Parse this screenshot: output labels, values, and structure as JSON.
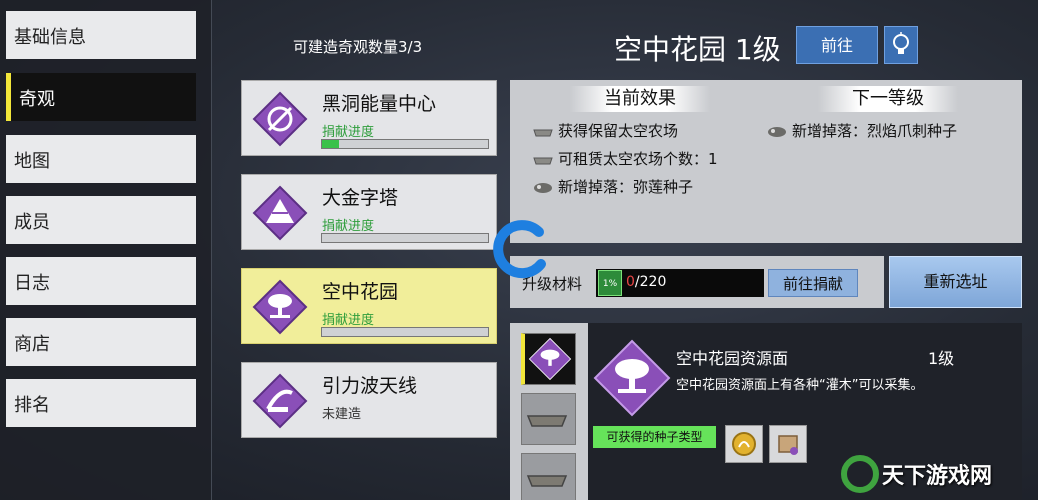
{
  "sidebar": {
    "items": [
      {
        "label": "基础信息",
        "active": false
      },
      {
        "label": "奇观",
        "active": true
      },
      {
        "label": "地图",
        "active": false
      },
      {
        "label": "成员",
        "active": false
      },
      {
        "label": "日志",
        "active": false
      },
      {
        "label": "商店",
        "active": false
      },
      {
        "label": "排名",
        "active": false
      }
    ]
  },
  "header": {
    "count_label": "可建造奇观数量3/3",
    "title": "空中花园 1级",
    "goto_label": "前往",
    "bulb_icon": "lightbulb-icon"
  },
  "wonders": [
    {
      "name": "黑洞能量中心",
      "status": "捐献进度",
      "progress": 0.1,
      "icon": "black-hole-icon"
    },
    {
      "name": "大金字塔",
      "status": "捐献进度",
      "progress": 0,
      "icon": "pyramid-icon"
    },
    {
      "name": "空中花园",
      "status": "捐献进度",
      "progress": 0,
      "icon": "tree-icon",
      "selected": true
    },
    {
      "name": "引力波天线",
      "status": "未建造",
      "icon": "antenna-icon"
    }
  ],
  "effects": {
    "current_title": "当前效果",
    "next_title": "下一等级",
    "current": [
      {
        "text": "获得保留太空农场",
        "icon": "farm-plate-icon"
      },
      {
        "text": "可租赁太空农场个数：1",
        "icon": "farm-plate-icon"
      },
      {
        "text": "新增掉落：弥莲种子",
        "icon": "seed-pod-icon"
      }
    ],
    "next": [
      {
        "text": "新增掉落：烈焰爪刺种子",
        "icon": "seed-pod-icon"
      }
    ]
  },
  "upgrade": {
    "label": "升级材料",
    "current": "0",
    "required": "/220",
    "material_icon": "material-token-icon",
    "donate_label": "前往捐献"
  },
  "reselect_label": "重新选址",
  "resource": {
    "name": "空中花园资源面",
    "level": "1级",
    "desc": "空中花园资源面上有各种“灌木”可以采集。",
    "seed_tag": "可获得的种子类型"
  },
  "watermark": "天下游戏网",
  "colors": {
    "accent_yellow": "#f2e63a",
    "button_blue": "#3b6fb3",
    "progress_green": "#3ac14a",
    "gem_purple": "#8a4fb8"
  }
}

■ Objective
Pictures in the records should not appear in your copy, but everything else must be transcribed exactly.

■ Expected answer
Parse this screenshot: output labels, values, and structure as JSON.
{
  "sidebar": {
    "items": [
      {
        "label": "基础信息",
        "active": false
      },
      {
        "label": "奇观",
        "active": true
      },
      {
        "label": "地图",
        "active": false
      },
      {
        "label": "成员",
        "active": false
      },
      {
        "label": "日志",
        "active": false
      },
      {
        "label": "商店",
        "active": false
      },
      {
        "label": "排名",
        "active": false
      }
    ]
  },
  "header": {
    "count_label": "可建造奇观数量3/3",
    "title": "空中花园 1级",
    "goto_label": "前往",
    "bulb_icon": "lightbulb-icon"
  },
  "wonders": [
    {
      "name": "黑洞能量中心",
      "status": "捐献进度",
      "progress": 0.1,
      "icon": "black-hole-icon"
    },
    {
      "name": "大金字塔",
      "status": "捐献进度",
      "progress": 0,
      "icon": "pyramid-icon"
    },
    {
      "name": "空中花园",
      "status": "捐献进度",
      "progress": 0,
      "icon": "tree-icon",
      "selected": true
    },
    {
      "name": "引力波天线",
      "status": "未建造",
      "icon": "antenna-icon"
    }
  ],
  "effects": {
    "current_title": "当前效果",
    "next_title": "下一等级",
    "current": [
      {
        "text": "获得保留太空农场",
        "icon": "farm-plate-icon"
      },
      {
        "text": "可租赁太空农场个数：1",
        "icon": "farm-plate-icon"
      },
      {
        "text": "新增掉落：弥莲种子",
        "icon": "seed-pod-icon"
      }
    ],
    "next": [
      {
        "text": "新增掉落：烈焰爪刺种子",
        "icon": "seed-pod-icon"
      }
    ]
  },
  "upgrade": {
    "label": "升级材料",
    "current": "0",
    "required": "/220",
    "material_icon": "material-token-icon",
    "donate_label": "前往捐献"
  },
  "reselect_label": "重新选址",
  "resource": {
    "name": "空中花园资源面",
    "level": "1级",
    "desc": "空中花园资源面上有各种“灌木”可以采集。",
    "seed_tag": "可获得的种子类型"
  },
  "watermark": "天下游戏网",
  "colors": {
    "accent_yellow": "#f2e63a",
    "button_blue": "#3b6fb3",
    "progress_green": "#3ac14a",
    "gem_purple": "#8a4fb8"
  }
}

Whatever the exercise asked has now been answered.